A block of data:
#####
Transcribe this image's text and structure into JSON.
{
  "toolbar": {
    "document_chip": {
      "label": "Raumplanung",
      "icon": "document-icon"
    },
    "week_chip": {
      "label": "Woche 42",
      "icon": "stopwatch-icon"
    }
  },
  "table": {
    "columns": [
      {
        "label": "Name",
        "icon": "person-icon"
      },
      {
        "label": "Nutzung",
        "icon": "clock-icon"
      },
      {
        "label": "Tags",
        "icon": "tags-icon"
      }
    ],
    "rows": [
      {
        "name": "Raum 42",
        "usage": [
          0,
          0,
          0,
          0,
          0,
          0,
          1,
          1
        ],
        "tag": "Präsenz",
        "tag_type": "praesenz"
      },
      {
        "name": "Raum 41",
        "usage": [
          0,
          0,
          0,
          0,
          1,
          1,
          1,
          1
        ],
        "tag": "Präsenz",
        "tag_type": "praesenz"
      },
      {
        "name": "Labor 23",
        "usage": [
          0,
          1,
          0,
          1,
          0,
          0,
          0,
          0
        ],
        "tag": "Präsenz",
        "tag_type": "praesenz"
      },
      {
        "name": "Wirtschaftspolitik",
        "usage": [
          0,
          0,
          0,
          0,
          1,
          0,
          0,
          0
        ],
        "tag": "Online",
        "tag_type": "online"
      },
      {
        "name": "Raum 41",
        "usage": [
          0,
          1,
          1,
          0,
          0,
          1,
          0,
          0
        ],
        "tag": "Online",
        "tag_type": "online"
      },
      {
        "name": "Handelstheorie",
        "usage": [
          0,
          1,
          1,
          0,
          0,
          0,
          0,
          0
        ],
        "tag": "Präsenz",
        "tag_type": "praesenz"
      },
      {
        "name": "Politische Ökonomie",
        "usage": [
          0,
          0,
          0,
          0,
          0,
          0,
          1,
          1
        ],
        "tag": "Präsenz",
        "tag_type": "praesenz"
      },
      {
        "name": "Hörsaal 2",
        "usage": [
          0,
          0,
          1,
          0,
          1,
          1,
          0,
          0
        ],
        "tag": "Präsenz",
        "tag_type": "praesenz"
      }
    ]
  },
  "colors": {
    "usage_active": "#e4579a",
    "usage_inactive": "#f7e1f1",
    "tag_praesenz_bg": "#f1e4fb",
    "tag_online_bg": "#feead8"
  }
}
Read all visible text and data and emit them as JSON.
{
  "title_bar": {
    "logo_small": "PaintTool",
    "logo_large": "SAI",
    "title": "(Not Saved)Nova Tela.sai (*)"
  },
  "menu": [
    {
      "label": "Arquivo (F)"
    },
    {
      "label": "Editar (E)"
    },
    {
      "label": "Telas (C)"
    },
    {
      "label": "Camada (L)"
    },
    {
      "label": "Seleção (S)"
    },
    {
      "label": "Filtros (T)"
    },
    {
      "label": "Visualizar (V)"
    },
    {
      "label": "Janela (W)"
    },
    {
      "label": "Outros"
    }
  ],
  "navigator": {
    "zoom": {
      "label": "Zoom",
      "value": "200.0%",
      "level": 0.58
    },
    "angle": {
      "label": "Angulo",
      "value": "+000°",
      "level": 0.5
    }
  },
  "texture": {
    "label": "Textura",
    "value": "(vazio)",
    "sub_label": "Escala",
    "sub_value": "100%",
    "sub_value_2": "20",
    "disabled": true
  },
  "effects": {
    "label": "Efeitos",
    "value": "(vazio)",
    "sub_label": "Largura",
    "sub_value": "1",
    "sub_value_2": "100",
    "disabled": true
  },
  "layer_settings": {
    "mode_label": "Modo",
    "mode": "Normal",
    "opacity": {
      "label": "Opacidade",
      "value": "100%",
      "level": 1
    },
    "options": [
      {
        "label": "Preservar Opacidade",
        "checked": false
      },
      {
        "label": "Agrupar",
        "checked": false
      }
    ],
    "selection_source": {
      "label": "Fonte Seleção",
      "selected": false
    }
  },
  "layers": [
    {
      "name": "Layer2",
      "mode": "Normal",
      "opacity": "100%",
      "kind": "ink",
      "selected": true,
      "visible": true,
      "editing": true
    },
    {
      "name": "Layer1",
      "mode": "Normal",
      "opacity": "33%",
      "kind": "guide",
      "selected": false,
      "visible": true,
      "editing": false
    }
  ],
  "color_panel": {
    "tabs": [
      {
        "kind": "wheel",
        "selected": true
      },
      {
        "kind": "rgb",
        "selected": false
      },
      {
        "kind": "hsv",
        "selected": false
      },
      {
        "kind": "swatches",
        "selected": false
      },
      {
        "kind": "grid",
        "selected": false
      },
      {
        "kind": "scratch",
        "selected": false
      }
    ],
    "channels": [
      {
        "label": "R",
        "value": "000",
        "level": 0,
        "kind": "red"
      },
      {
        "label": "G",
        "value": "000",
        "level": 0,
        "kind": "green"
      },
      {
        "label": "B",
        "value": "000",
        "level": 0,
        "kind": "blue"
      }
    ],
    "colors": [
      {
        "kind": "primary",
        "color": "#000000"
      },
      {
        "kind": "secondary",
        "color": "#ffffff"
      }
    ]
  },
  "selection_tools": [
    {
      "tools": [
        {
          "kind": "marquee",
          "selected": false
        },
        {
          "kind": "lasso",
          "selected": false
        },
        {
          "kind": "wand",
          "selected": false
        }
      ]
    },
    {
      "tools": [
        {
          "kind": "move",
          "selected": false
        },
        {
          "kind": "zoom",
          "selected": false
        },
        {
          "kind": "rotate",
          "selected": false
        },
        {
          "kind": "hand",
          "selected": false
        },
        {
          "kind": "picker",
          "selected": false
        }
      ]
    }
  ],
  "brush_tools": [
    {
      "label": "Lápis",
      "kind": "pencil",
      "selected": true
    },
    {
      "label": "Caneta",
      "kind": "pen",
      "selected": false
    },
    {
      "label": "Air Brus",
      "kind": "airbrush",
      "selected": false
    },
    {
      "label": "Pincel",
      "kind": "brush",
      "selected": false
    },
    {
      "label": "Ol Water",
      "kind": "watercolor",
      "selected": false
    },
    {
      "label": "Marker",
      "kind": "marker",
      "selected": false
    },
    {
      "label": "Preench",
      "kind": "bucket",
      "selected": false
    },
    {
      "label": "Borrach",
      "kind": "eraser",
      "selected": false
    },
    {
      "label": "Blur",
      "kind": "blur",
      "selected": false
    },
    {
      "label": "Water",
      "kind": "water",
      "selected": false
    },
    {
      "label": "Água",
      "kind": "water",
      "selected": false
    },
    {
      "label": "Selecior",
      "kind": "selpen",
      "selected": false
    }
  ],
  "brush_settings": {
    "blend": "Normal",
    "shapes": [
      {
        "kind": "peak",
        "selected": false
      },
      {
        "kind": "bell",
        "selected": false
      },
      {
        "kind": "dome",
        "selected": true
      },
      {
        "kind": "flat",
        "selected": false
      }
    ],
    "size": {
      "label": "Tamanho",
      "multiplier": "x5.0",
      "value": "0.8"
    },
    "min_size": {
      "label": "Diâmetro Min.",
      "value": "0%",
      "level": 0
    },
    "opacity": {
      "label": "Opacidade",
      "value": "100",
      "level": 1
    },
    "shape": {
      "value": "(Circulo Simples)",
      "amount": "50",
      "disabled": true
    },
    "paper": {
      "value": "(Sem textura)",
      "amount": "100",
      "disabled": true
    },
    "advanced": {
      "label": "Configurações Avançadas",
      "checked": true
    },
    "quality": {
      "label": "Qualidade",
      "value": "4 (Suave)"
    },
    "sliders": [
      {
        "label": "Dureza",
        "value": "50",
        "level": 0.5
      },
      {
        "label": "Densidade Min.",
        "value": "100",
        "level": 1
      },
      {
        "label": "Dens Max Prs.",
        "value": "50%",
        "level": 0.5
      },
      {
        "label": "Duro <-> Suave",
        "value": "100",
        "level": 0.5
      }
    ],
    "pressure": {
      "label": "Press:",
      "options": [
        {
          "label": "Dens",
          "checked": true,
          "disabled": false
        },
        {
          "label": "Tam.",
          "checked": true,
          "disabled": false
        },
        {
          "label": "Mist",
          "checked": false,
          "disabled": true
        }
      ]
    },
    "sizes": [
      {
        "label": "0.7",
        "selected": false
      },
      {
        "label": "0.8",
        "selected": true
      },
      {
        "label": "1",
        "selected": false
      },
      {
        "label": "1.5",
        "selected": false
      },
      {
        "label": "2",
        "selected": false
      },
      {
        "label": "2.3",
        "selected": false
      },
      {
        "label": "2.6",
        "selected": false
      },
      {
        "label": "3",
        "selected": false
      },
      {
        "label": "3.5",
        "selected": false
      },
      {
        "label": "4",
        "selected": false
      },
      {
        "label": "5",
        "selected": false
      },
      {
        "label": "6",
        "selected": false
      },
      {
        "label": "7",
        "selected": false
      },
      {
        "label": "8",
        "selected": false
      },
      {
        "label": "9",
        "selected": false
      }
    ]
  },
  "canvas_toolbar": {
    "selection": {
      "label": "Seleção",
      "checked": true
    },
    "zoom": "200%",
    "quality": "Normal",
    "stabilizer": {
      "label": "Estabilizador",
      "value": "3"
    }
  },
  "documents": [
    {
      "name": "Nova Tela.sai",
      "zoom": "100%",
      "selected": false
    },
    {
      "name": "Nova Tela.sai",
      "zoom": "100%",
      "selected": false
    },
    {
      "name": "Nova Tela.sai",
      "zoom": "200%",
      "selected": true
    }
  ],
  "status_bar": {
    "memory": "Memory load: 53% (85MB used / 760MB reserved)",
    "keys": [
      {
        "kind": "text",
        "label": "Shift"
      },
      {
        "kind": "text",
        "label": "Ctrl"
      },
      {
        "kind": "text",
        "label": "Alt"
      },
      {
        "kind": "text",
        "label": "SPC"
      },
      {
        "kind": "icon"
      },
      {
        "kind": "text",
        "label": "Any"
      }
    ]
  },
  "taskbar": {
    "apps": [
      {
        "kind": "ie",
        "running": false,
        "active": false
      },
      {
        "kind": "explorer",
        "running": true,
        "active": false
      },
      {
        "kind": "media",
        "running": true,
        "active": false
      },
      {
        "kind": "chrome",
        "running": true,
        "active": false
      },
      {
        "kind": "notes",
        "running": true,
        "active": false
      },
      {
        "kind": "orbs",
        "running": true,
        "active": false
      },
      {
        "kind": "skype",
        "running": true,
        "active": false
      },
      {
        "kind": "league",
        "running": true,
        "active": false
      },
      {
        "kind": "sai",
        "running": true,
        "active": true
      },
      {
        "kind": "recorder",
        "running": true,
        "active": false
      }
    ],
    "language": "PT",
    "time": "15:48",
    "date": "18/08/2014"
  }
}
#####
* Exercise goal *
Extract, from the listing above, every line where the string "JSON" occurs.

* Exercise answer *
Transcribe this image's text and structure into JSON.
Read all visible text and data and emit them as JSON.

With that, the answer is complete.